======== Beitrag
Ich meine natürlich verstehe ich alles was ich gecodet habe, war jetzt nicht copy&paste oder so  ich hab aber einige Dinge weggelassen die FlwoLayout macht weil ich den Sinn nicht begriffen habe. Bei mir funzt alles aber ich garantiere nicht dafür dass diese Klasse jetzt zu 100% "sauber" ist oder in allen Fällen ordentlich funktioniert.


----------



## André Uhres (27. Okt 2008)

VerticalBox unterstützt kein hgap, vgap, preferredSize. VFlowLayout unterstützt kein hgap, ansonsten macht es dasselbe wie ListLayout,
ausser daß bei VFlowLayout-vgap kein Abstand vom Rand entsteht.


----------



## L-ectron-X (27. Okt 2008)

hdi hat gesagt.:
			
		

> Was is da los???


Das ist ein Fehler im Anti-Spam-Skript, der z.Z. nicht behoben werden kann.
Ich kümmere mich mal darum. Ob ich was erreichen kann, werden wir sehen.


----------



## Beni (27. Okt 2008)

L-ectron-X hat gesagt.:
			
		

> hdi hat gesagt.:
> 
> 
> 
> ...
================
======== Bereitgestelltes Material
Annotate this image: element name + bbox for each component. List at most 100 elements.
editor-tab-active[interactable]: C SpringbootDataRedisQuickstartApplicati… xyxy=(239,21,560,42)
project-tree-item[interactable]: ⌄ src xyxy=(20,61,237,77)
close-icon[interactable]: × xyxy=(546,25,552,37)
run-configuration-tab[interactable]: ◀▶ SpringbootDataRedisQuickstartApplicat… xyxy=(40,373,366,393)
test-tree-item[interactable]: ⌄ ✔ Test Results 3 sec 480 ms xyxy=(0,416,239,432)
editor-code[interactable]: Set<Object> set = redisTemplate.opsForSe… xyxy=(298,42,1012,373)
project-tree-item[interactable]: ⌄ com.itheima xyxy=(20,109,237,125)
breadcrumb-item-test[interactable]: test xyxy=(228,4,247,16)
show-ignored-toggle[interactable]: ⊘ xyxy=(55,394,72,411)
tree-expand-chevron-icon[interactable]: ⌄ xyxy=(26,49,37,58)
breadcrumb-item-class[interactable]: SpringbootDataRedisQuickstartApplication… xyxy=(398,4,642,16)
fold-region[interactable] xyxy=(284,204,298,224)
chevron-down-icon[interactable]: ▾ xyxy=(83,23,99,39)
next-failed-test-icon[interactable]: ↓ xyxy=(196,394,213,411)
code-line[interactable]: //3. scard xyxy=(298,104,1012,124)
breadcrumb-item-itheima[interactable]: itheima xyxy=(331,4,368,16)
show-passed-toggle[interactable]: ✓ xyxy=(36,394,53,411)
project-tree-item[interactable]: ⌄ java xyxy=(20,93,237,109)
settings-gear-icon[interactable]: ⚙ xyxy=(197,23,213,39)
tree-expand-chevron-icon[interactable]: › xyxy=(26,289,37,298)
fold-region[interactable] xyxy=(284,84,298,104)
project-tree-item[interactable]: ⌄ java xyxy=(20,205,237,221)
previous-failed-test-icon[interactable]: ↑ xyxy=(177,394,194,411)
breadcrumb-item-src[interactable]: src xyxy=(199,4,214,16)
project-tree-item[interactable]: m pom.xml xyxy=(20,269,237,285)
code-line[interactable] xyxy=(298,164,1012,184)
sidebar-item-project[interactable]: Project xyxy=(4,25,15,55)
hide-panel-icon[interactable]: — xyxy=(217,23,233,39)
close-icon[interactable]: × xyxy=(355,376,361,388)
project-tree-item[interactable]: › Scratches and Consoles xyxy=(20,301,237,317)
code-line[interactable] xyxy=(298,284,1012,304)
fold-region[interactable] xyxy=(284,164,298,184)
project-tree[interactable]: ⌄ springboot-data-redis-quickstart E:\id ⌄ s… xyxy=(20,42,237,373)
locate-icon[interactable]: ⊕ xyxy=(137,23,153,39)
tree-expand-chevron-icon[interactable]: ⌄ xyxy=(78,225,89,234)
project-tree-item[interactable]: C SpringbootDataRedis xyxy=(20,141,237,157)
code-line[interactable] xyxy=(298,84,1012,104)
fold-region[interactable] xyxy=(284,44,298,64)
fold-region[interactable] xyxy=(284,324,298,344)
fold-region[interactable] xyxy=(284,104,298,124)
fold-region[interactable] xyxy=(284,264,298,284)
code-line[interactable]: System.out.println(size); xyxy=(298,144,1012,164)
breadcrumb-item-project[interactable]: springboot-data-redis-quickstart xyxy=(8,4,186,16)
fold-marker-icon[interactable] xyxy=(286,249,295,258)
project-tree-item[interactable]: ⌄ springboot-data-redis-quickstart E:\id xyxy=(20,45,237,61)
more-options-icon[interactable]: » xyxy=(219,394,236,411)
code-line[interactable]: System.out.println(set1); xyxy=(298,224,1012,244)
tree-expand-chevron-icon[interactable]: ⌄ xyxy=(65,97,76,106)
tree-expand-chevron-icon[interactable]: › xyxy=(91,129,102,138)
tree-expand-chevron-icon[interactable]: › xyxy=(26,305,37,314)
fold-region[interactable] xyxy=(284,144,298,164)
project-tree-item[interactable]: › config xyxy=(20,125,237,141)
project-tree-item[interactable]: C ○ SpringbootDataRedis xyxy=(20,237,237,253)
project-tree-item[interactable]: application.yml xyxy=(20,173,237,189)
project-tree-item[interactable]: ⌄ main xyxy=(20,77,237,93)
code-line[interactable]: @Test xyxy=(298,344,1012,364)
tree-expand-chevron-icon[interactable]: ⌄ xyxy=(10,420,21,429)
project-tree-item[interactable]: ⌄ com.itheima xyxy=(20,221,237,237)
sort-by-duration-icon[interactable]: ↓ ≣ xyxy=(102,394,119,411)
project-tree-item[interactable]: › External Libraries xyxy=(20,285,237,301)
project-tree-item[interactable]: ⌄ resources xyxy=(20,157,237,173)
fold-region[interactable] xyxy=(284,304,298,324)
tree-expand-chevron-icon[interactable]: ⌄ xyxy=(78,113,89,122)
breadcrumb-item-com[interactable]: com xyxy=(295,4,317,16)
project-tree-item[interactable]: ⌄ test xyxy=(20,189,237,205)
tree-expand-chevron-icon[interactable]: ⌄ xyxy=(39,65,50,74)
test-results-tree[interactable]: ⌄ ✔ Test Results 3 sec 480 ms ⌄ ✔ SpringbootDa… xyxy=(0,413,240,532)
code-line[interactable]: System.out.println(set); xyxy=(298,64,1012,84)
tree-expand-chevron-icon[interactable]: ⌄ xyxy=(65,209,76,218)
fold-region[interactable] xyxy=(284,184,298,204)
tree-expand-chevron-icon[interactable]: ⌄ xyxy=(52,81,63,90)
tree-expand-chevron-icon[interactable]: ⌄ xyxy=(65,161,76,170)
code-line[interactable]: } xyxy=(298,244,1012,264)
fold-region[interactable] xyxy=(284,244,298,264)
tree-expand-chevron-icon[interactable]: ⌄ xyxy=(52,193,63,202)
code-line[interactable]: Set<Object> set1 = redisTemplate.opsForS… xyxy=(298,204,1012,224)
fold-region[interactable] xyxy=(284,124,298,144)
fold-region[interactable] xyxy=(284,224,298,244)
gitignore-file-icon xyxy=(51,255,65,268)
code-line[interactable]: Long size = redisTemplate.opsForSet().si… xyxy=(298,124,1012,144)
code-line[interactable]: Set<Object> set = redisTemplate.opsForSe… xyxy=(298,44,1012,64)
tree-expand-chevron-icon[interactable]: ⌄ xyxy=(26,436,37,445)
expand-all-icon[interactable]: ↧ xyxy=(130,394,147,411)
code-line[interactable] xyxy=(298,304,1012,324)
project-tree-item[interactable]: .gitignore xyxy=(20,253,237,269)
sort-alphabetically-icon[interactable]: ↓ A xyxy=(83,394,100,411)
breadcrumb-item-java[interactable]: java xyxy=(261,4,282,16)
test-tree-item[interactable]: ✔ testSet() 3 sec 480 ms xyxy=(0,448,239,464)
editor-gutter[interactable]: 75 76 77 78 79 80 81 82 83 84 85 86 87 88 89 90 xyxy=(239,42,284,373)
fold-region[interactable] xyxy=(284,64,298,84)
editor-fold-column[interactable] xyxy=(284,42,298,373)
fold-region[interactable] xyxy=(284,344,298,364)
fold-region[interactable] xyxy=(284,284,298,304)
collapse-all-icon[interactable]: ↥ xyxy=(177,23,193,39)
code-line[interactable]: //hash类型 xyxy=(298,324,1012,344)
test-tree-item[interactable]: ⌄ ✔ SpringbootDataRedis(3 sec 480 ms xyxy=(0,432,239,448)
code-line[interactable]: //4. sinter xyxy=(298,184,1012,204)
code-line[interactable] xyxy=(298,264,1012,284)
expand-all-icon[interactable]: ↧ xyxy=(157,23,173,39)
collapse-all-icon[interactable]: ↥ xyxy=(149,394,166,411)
================
**Aufgaben**
a – Gib den Abschnitt des Beitrags wieder, der bei „Ich meine natürlich“ beginnt und bei „vom Rand entsteht.“ endet, und ersetze darin „ListLayout“ durch „BoxLayout“.
b – Sammle aus der Auflistung jede Zeile, die die Zeichenfolge „Results“ enthält, und schreibe sie ab.
Der Beitrag und die Auflistung sind voneinander unabhängiges Material.

**Lösungen**
a –
Ich meine natürlich verstehe ich alles was ich gecodet habe, war jetzt nicht copy&paste oder so  ich hab aber einige Dinge weggelassen die FlwoLayout macht weil ich den Sinn nicht begriffen habe. Bei mir funzt alles aber ich garantiere nicht dafür dass diese Klasse jetzt zu 100% "sauber" ist oder in allen Fällen ordentlich funktioniert.


----------



## André Uhres (27. Okt 2008)

VerticalBox unterstützt kein hgap, vgap, preferredSize. VFlowLayout unterstützt kein hgap, ansonsten macht es dasselbe wie BoxLayout,
ausser daß bei VFlowLayout-vgap kein Abstand vom Rand entsteht.

b –
test-tree-item[interactable]: ⌄ ✔ Test Results 3 sec 480 ms xyxy=(0,416,239,432)
test-results-tree[interactable]: ⌄ ✔ Test Results 3 sec 480 ms ⌄ ✔ SpringbootDa… xyxy=(0,413,240,532)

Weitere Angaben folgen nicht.